GIVEN DATA:
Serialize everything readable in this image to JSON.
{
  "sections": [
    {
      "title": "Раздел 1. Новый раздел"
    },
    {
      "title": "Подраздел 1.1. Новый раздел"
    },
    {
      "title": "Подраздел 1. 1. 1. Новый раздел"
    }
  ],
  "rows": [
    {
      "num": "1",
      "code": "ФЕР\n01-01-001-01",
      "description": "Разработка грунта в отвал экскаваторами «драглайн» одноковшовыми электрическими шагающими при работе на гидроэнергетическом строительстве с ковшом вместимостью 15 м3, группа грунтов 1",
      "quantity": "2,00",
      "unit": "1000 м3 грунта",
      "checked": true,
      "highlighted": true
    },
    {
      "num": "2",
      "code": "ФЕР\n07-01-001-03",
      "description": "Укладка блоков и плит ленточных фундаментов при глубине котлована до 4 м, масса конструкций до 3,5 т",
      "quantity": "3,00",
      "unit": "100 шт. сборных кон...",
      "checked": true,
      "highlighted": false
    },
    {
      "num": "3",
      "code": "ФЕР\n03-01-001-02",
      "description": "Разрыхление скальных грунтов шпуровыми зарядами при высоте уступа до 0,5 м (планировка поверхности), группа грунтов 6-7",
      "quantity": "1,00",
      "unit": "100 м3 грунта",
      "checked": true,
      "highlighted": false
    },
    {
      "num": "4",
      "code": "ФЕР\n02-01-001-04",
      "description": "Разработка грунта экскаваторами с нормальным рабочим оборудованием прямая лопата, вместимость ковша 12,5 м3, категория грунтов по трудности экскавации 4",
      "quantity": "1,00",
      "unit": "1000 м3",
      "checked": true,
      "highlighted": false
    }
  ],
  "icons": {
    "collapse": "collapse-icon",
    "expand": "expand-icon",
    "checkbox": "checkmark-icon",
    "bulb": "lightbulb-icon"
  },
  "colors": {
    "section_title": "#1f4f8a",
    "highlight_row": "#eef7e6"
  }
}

EXERCISE DESCRIPTION: Quote each line above in full, word for word.

COMPLETED EXERCISE:
Serialize everything readable in this image to JSON.
{
  "sections": [
    {
      "title": "Раздел 1. Новый раздел"
    },
    {
      "title": "Подраздел 1.1. Новый раздел"
    },
    {
      "title": "Подраздел 1. 1. 1. Новый раздел"
    }
  ],
  "rows": [
    {
      "num": "1",
      "code": "ФЕР\n01-01-001-01",
      "description": "Разработка грунта в отвал экскаваторами «драглайн» одноковшовыми электрическими шагающими при работе на гидроэнергетическом строительстве с ковшом вместимостью 15 м3, группа грунтов 1",
      "quantity": "2,00",
      "unit": "1000 м3 грунта",
      "checked": true,
      "highlighted": true
    },
    {
      "num": "2",
      "code": "ФЕР\n07-01-001-03",
      "description": "Укладка блоков и плит ленточных фундаментов при глубине котлована до 4 м, масса конструкций до 3,5 т",
      "quantity": "3,00",
      "unit": "100 шт. сборных кон...",
      "checked": true,
      "highlighted": false
    },
    {
      "num": "3",
      "code": "ФЕР\n03-01-001-02",
      "description": "Разрыхление скальных грунтов шпуровыми зарядами при высоте уступа до 0,5 м (планировка поверхности), группа грунтов 6-7",
      "quantity": "1,00",
      "unit": "100 м3 грунта",
      "checked": true,
      "highlighted": false
    },
    {
      "num": "4",
      "code": "ФЕР\n02-01-001-04",
      "description": "Разработка грунта экскаваторами с нормальным рабочим оборудованием прямая лопата, вместимость ковша 12,5 м3, категория грунтов по трудности экскавации 4",
      "quantity": "1,00",
      "unit": "1000 м3",
      "checked": true,
      "highlighted": false
    }
  ],
  "icons": {
    "collapse": "collapse-icon",
    "expand": "expand-icon",
    "checkbox": "checkmark-icon",
    "bulb": "lightbulb-icon"
  },
  "colors": {
    "section_title": "#1f4f8a",
    "highlight_row": "#eef7e6"
  }
}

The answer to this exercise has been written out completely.